━━ GIVEN TEXT

Tuesday, June 16, 2015

A Harvard Student Breaks Ranks and Falls in Love with Israel

Oliver Marjot came to Israel for ten days to see its arrogance and oppression for himself. It did not turn out quite that way.




Recently, a group of 52 Harvard students - of all backgrounds and faiths - visited Israel for 10 days during the Harvard Israel Trek 2015

Sometimes the impact of such a trip cannot be expressed in prose - but can only be captured in poetry.

What follows is a poem - posted on the Harvard trek blog by Oliver Marjot - a British PhD candidate studying Medieval Latin at Harvard - that reflects his transformative experience.
Oliver expected that the Trek would confirm his reasonable European certainty of Israel’s arrogant oppression.  That’s not quite the way things turned out.

Oliver's Poem eloquently answers those who continue their vicious attempts to denigrate and de-legitimize Israel by exhorting the boycott and isolation of Israel, its people, products, commercial enterprises, medical breakthroughs, academics and artists:


“To my newfound Love,

I came to you, Israel, wanting to hate you. To be confirmed in my reasonable European certainty of your arrogant oppression, lounging along the Mediterranean coast, facing West in your vast carelessness and American wealth. I wanted to appreciate your history, but tut over the arrogant folly of your present. I wanted to cross my arms smugly, and shake my head over you, and then leave you to fight your unjust wars.
I wanted to take from you. To steal away some spiritual satisfaction, and sigh and pray, and shake my head over your spiritual folly as well. To see the sad spectacle of the Western wall, and bitterly laugh at your backward-looking notion that God sits high on Moriah Mount, distant and approachable. I wanted to smirk in my Protestant confidence, knowing that God is with me, even if you refuse to turn to him, standing instead starting blankly at a wall of cold stone, pushing scribbled slips of paper into the Holy mountain, not daring to raise your face, and ask with words.
I wanted to see your sights, to bask in your sun, to tramp my feet over your soil, to swim in your seas, to eat the fruit of your fields. I wanted to be amazed, to be interested, to be engaged. I wanted.

━━━━
━━ EXTRACTED RECORDS

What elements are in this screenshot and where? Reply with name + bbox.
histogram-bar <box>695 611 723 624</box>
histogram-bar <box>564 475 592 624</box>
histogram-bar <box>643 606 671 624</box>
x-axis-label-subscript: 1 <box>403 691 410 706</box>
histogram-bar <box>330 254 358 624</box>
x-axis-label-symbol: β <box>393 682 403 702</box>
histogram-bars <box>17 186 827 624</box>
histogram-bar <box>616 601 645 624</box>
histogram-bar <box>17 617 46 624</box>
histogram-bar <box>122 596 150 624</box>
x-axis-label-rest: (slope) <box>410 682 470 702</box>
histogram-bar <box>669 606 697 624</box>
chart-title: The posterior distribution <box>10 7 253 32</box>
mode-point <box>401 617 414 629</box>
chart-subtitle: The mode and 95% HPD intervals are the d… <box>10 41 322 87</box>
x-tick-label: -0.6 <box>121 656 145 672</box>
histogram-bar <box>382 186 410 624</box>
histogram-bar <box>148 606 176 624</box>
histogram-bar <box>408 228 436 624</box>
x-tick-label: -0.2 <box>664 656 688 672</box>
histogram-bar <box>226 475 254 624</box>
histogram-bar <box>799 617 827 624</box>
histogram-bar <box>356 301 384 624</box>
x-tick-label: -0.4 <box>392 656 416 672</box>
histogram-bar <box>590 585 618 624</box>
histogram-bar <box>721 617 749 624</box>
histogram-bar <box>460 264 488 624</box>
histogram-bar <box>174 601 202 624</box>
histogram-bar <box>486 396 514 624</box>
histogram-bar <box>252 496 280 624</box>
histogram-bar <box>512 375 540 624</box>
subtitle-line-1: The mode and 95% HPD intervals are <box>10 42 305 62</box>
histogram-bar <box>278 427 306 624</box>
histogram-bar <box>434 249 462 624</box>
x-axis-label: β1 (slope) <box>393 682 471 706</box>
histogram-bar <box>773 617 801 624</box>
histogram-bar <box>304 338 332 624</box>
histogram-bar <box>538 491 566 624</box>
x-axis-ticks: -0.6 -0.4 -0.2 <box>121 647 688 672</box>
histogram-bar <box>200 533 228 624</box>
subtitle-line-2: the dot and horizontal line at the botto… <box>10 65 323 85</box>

━━━━

◆ COMPLETE THE FOLLOWING:
• A. Answer these questions from the article:
(i) How many Harvard students visited Israel during the Harvard Israel Trek 2015?
(ii) What does Oliver Marjot study at Harvard?
(iii) Where was the poem posted?
• B. In the article, list each thing the writer says he wanted to do in the sentence that begins "I wanted to see your sights".
Answer using only the article.

◆ ANSWERS TO THIS EXERCISE:
• A.
(i) 52
(ii) Medieval Latin
(iii) On the Harvard trek blog

• B.
- to see your sights
- to bask in your sun
- to tramp my feet over your soil
- to swim in your seas
- to eat the fruit of your fields